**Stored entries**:
==============================
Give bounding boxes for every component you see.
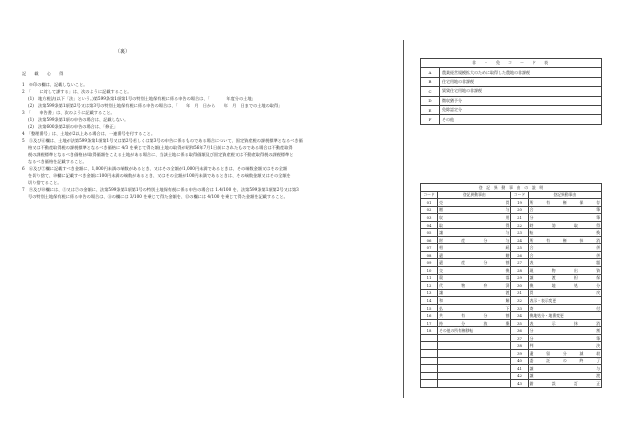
registry-code: 39	[511, 350, 528, 358]
instruction-line: (2) 法第599条第1項第2号又は第3号の特別土地保有税に係る申告の場合は、「 年 月 日から 年 月 日までの土地の取得」	[28, 103, 283, 108]
instruction-line: 格又は不動産取得税の課税標準となるべき価格に 4/3 を乗じて得た額(土地の取得が昭和56年7月1日前にされたものである場合は不動産取得	[28, 145, 293, 150]
nontax-code: E	[421, 105, 440, 114]
empty-cell	[421, 334, 438, 342]
instruction-line: (2) 法第600条第2項の申告の場合は、「修正」	[28, 124, 118, 129]
registry-row	[421, 297, 602, 305]
registry-reason: 転換	[529, 230, 600, 236]
registry-row	[421, 274, 602, 282]
registry-row	[421, 214, 602, 222]
empty-cell	[421, 372, 438, 380]
registry-code: 35	[511, 319, 528, 327]
empty-cell	[438, 350, 511, 358]
instruction-line: 1 ※印の欄は、記載しないこと。	[22, 82, 88, 87]
nontax-code: C	[421, 87, 440, 96]
col-reason-left: 登記異動事由	[438, 191, 511, 199]
registry-code: 06	[421, 236, 438, 244]
empty-cell	[438, 342, 511, 350]
registry-code: 42	[511, 372, 528, 380]
instruction-line: を切り捨て、⑩欄に記載すべき金額に100円未満の端数があるとき、又はその全額が100円未満であるときは、その端数金額又はその全額を	[28, 173, 291, 178]
registry-code: 15	[421, 304, 438, 312]
registry-reason: 分筆	[529, 214, 600, 220]
registry-reason: 合併	[529, 245, 600, 251]
instruction-line: 5 ⑤及び⑥欄は、土地が法第599条第1項第1号又は第2号若しくは第3号の申告に係るものである場合について、固定資産税の課税標準となるべき価	[22, 138, 303, 143]
registry-reason: 錯誤訂正	[529, 380, 600, 386]
nontax-code-row	[421, 68, 602, 77]
registry-code: 03	[421, 214, 438, 222]
registry-row	[421, 350, 602, 358]
instruction-line: 3 「 申告書」は、次のように記載すること。	[22, 110, 115, 115]
nontax-label: 免除認定分	[440, 105, 602, 114]
nontax-code-table-header	[421, 59, 602, 68]
registry-reason: 現物出資	[529, 267, 600, 273]
registry-code: 19	[511, 199, 528, 207]
registry-code: 37	[511, 334, 528, 342]
registry-code: 22	[511, 221, 528, 229]
registry-code: 36	[511, 327, 528, 335]
nontax-label: 賃貸住宅用地の非課税	[440, 87, 602, 96]
registry-reason: 判決	[529, 343, 600, 349]
nontax-code-row	[421, 105, 602, 114]
registry-change-reason-table	[420, 183, 602, 388]
registry-row	[421, 221, 602, 229]
registry-code: 09	[421, 259, 438, 267]
registry-code: 12	[421, 282, 438, 290]
registry-row	[421, 206, 602, 214]
registry-reason: 売買	[439, 199, 510, 205]
registry-reason: 払下	[439, 305, 510, 311]
registry-reason: 時効取得	[529, 222, 600, 228]
registry-reason: 合併	[529, 252, 600, 258]
registry-row	[421, 304, 602, 312]
registry-code: 11	[421, 274, 438, 282]
registry-reason: 相続	[439, 245, 510, 251]
registry-code: 28	[511, 267, 528, 275]
instructions-title: 記 載 心 得	[22, 71, 66, 76]
registry-code: 07	[421, 244, 438, 252]
nontax-code: A	[421, 68, 440, 77]
nontax-label: 住宅用地の非課税	[440, 77, 602, 86]
empty-cell	[421, 342, 438, 350]
instruction-line: なるべき価格を記載すること。	[28, 159, 87, 164]
nontax-code: F	[421, 115, 440, 124]
registry-reason: 委託の終了	[529, 358, 600, 364]
registry-reason: 所有権抹消	[529, 237, 600, 243]
instruction-line: (1) 法第599条第1項の申告の場合は、記載しない。	[28, 117, 129, 122]
nontax-label: 農業経営規模拡大のために取得した農地の非課税	[440, 68, 602, 77]
registry-code: 23	[511, 229, 528, 237]
registry-code: 14	[421, 297, 438, 305]
registry-code: 41	[511, 365, 528, 373]
registry-reason: 譲与	[529, 365, 600, 371]
registry-reason: 収用	[439, 214, 510, 220]
empty-cell	[421, 365, 438, 373]
col-reason-right: 登記異動事由	[528, 191, 601, 199]
registry-code: 27	[511, 259, 528, 267]
empty-cell	[438, 334, 511, 342]
nontax-code: D	[421, 96, 440, 105]
registry-row	[421, 289, 602, 297]
nontax-code-table	[420, 58, 602, 125]
registry-code: 13	[421, 289, 438, 297]
registry-row	[421, 259, 602, 267]
registry-reason: 分筆	[529, 335, 600, 341]
registry-code: 20	[511, 206, 528, 214]
registry-reason: 換地処分	[529, 282, 600, 288]
registry-reason: 和解	[439, 297, 510, 303]
col-code-left: コード	[421, 191, 438, 199]
registry-code: 31	[511, 289, 528, 297]
instructions-body	[22, 81, 404, 200]
instruction-line: 7 ⑨及び⑩欄には、⑤又は⑦の金額に、法第599条第1項第1号の特別土地保有税に係る申告の場合は 1.4/100 を、法第599条第1項第2号又は第3	[22, 187, 299, 192]
registry-reason: 財産分与	[439, 237, 510, 243]
registry-reason: 譲与	[439, 230, 510, 236]
registry-reason: 表示抹消	[529, 320, 600, 326]
registry-reason: 所有権保存	[529, 199, 600, 205]
registry-code: 38	[511, 342, 528, 350]
empty-cell	[438, 357, 511, 365]
nontax-code-row	[421, 77, 602, 86]
registry-code: 26	[511, 251, 528, 259]
registry-reason: 代物弁済	[439, 282, 510, 288]
registry-row	[421, 327, 602, 335]
registry-code: 21	[511, 214, 528, 222]
registry-reason: 分割	[529, 328, 600, 334]
registry-row	[421, 365, 602, 373]
registry-reason: 寄付	[529, 305, 600, 311]
registry-reason: 交換	[439, 267, 510, 273]
instruction-line: 2 「 に対して課する」は、次のように記載すること。	[22, 89, 132, 94]
registry-code: 02	[421, 206, 438, 214]
registry-table-header-row	[421, 191, 602, 199]
registry-row	[421, 282, 602, 290]
registry-reason: 表題	[529, 260, 600, 266]
registry-row	[421, 342, 602, 350]
instruction-line: (1) 地方税法(以下「法」という。)第599条第1項第1号の特別土地保有税に係る申告の場合は、「 年度分の土地」	[28, 96, 256, 101]
registry-row	[421, 244, 602, 252]
registry-row	[421, 251, 602, 259]
registry-row	[421, 267, 602, 275]
registry-row	[421, 357, 602, 365]
registry-reason: 表示・表示変更	[528, 297, 601, 305]
registry-reason: 共有分割	[439, 313, 510, 319]
registry-code: 40	[511, 357, 528, 365]
instruction-line: 号の特別土地保有税に係る申告の場合は、⑪の欄には 3/100 を乗じて得た金額を、⑬の欄には 4/100 を乗じて得た金額を記載すること。	[28, 194, 288, 199]
registry-reason: 合筆	[529, 207, 600, 213]
registry-code: 34	[511, 312, 528, 320]
registry-reason: 譲渡	[529, 373, 600, 379]
registry-row	[421, 229, 602, 237]
nontax-code-row	[421, 115, 602, 124]
nontax-code: B	[421, 77, 440, 86]
registry-row	[421, 334, 602, 342]
registry-row	[421, 236, 602, 244]
registry-code: 25	[511, 244, 528, 252]
registry-code: 24	[511, 236, 528, 244]
registry-code: 43	[511, 380, 528, 388]
nontax-code-table-title: 非 ・ 免 コ ー ド 表	[421, 59, 602, 68]
empty-cell	[438, 372, 511, 380]
registry-reason: 取得	[439, 222, 510, 228]
registry-code: 29	[511, 274, 528, 282]
registry-reason: その他の所有権移転	[438, 327, 511, 335]
instructions-section	[22, 70, 404, 200]
instruction-line: 税の課税標準となるべき価格)が取得価額をこえる土地がある場合に、当該土地に係る取得価額及び固定資産税又は不動産取得税の課税標準と	[28, 152, 294, 157]
empty-cell	[421, 350, 438, 358]
registry-code: 05	[421, 229, 438, 237]
back-side-label: （裏）	[115, 49, 131, 55]
registry-row	[421, 312, 602, 320]
registry-table-title: 登 記 異 動 事 由 の 説 明	[421, 184, 602, 192]
empty-cell	[421, 357, 438, 365]
registry-code: 16	[421, 312, 438, 320]
registry-reason: 贈与	[439, 207, 510, 213]
registry-reason: 買戻	[529, 290, 600, 296]
nontax-label: 徴収猶予分	[440, 96, 602, 105]
registry-row	[421, 372, 602, 380]
nontax-code-row	[421, 87, 602, 96]
instruction-line: 6 ⑥及び⑦欄に記載すべき金額に、1,000円未満の端数があるとき、又はその全額が1,000円未満であるときは、その端数金額又はその全額	[22, 166, 288, 171]
empty-cell	[438, 380, 511, 388]
registry-code: 32	[511, 297, 528, 305]
registry-table-title-row	[421, 184, 602, 192]
nontax-label: その他	[440, 115, 602, 124]
registry-code: 01	[421, 199, 438, 207]
empty-cell	[421, 380, 438, 388]
registry-row	[421, 319, 602, 327]
registry-code: 04	[421, 221, 438, 229]
registry-reason: 遺贈	[439, 252, 510, 258]
registry-reason: 譲渡担保	[529, 275, 600, 281]
registry-code: 33	[511, 304, 528, 312]
registry-code: 17	[421, 319, 438, 327]
vertical-divider	[403, 40, 404, 398]
registry-code: 30	[511, 282, 528, 290]
registry-reason: 競落	[439, 275, 510, 281]
registry-reason: 遺産分割	[439, 260, 510, 266]
registry-reason: 持分放棄	[439, 320, 510, 326]
registry-code: 08	[421, 251, 438, 259]
instruction-line: 4 「整理番号」は、土地が2以上ある場合は、一連番号を付すること。	[22, 131, 156, 136]
registry-row	[421, 199, 602, 207]
instruction-line: 切り捨てること。	[28, 180, 62, 185]
empty-cell	[438, 365, 511, 373]
registry-code: 18	[421, 327, 438, 335]
col-code-right: コード	[511, 191, 528, 199]
registry-reason: 遺留分減殺	[529, 350, 600, 356]
registry-code: 10	[421, 267, 438, 275]
nontax-code-row	[421, 96, 602, 105]
registry-reason: 換地処分・地番変更	[528, 312, 601, 320]
registry-reason: 譲渡	[439, 290, 510, 296]
registry-row	[421, 380, 602, 388]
==============================
**What you have to do**: Rewrite the stored entries, starting at the line that contains "350, 528, 358]" and stopping after the line that contains "245, 600, 251]". Replace every "empty-cell" with "blank-cell" and change nothing else.

**Full output**:
registry-code: 39	[511, 350, 528, 358]
instruction-line: (2) 法第599条第1項第2号又は第3号の特別土地保有税に係る申告の場合は、「 年 月 日から 年 月 日までの土地の取得」	[28, 103, 283, 108]
instruction-line: 格又は不動産取得税の課税標準となるべき価格に 4/3 を乗じて得た額(土地の取得が昭和56年7月1日前にされたものである場合は不動産取得	[28, 145, 293, 150]
nontax-code: E	[421, 105, 440, 114]
blank-cell	[421, 334, 438, 342]
instruction-line: (2) 法第600条第2項の申告の場合は、「修正」	[28, 124, 118, 129]
registry-row	[421, 297, 602, 305]
registry-reason: 転換	[529, 230, 600, 236]
registry-row	[421, 274, 602, 282]
registry-row	[421, 214, 602, 222]
blank-cell	[421, 372, 438, 380]
registry-code: 35	[511, 319, 528, 327]
blank-cell	[438, 350, 511, 358]
instruction-line: 1 ※印の欄は、記載しないこと。	[22, 82, 88, 87]
nontax-code: C	[421, 87, 440, 96]
col-reason-left: 登記異動事由	[438, 191, 511, 199]
registry-code: 06	[421, 236, 438, 244]
blank-cell	[438, 342, 511, 350]
registry-code: 42	[511, 372, 528, 380]
instruction-line: を切り捨て、⑩欄に記載すべき金額に100円未満の端数があるとき、又はその全額が100円未満であるときは、その端数金額又はその全額を	[28, 173, 291, 178]
registry-code: 15	[421, 304, 438, 312]
registry-reason: 分筆	[529, 214, 600, 220]
registry-reason: 合併	[529, 245, 600, 251]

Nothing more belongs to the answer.